+++ Information given +++

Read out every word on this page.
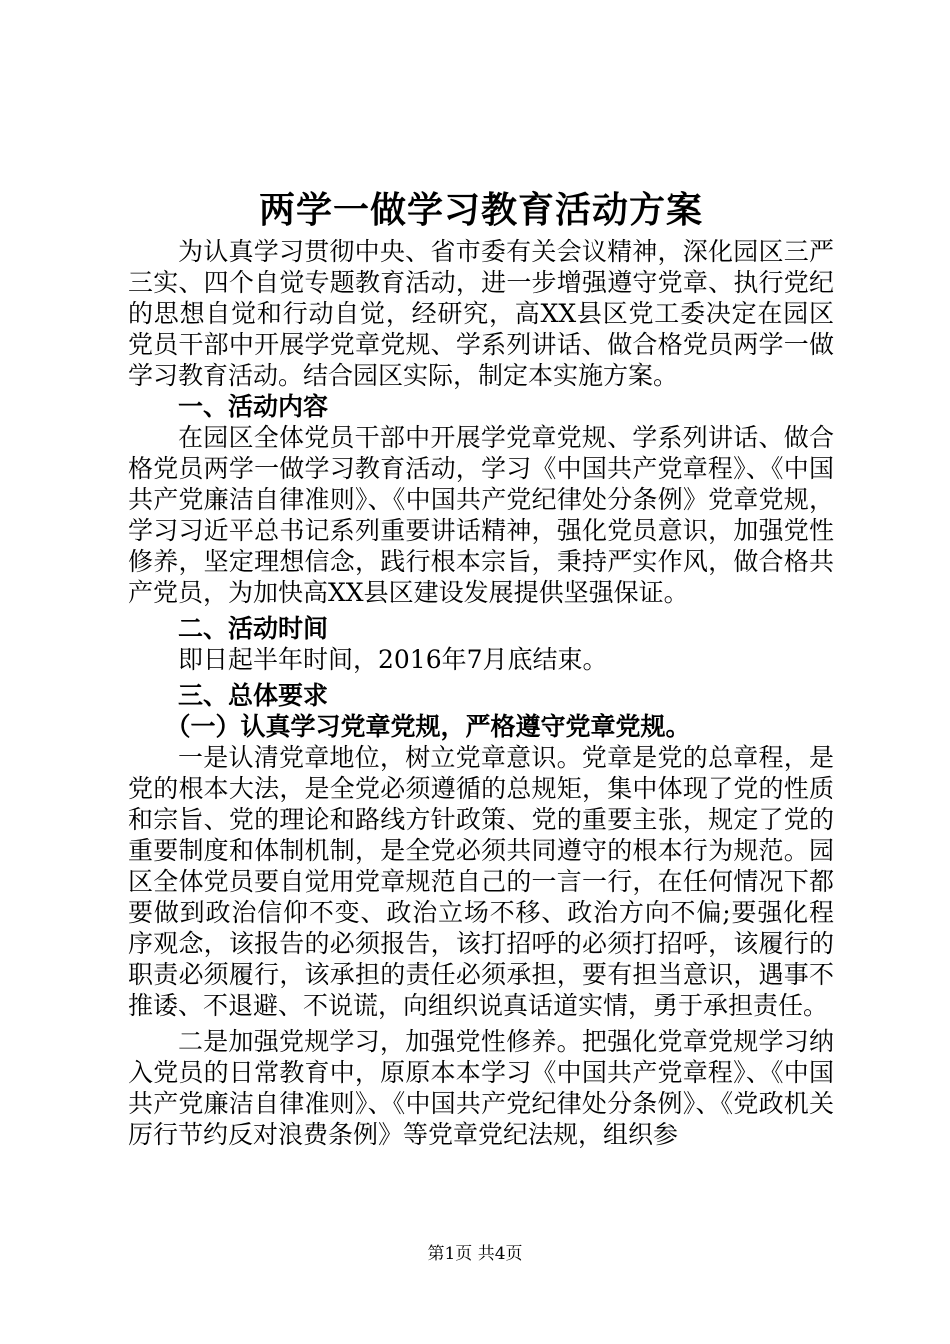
两学一做学习教育活动方案

为认真学习贯彻中央、省市委有关会议精神，深化园区三严三实、四个自觉专题教育活动，进一步增强遵守党章、执行党纪的思想自觉和行动自觉，经研究，高XX县区党工委决定在园区党员干部中开展学党章党规、学系列讲话、做合格党员两学一做学习教育活动。结合园区实际，制定本实施方案。

一、活动内容

在园区全体党员干部中开展学党章党规、学系列讲话、做合格党员两学一做学习教育活动，学习《中国共产党章程》、《中国共产党廉洁自律准则》、《中国共产党纪律处分条例》党章党规，学习习近平总书记系列重要讲话精神，强化党员意识，加强党性修养，坚定理想信念，践行根本宗旨，秉持严实作风，做合格共产党员，为加快高XX县区建设发展提供坚强保证。

二、活动时间

即日起半年时间，2016年7月底结束。

三、总体要求

（一）认真学习党章党规，严格遵守党章党规。

一是认清党章地位，树立党章意识。党章是党的总章程，是党的根本大法，是全党必须遵循的总规矩，集中体现了党的性质和宗旨、党的理论和路线方针政策、党的重要主张，规定了党的重要制度和体制机制，是全党必须共同遵守的根本行为规范。园区全体党员要自觉用党章规范自己的一言一行，在任何情况下都要做到政治信仰不变、政治立场不移、政治方向不偏;要强化程序观念，该报告的必须报告，该打招呼的必须打招呼，该履行的职责必须履行，该承担的责任必须承担，要有担当意识，遇事不推诿、不退避、不说谎，向组织说真话道实情，勇于承担责任。

二是加强党规学习，加强党性修养。把强化党章党规学习纳入党员的日常教育中，原原本本学习《中国共产党章程》、《中国共产党廉洁自律准则》、《中国共产党纪律处分条例》、《党政机关厉行节约反对浪费条例》等党章党纪法规，组织参

第1页 共4页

+++

### What is asked:
List all lines from the entries that include the word "中国共产党廉洁自律准则".

### Exercise response:
在园区全体党员干部中开展学党章党规、学系列讲话、做合格党员两学一做学习教育活动，学习《中国共产党章程》、《中国共产党廉洁自律准则》、《中国共产党纪律处分条例》党章党规，学习习近平总书记系列重要讲话精神，强化党员意识，加强党性修养，坚定理想信念，践行根本宗旨，秉持严实作风，做合格共产党员，为加快高XX县区建设发展提供坚强保证。
二是加强党规学习，加强党性修养。把强化党章党规学习纳入党员的日常教育中，原原本本学习《中国共产党章程》、《中国共产党廉洁自律准则》、《中国共产党纪律处分条例》、《党政机关厉行节约反对浪费条例》等党章党纪法规，组织参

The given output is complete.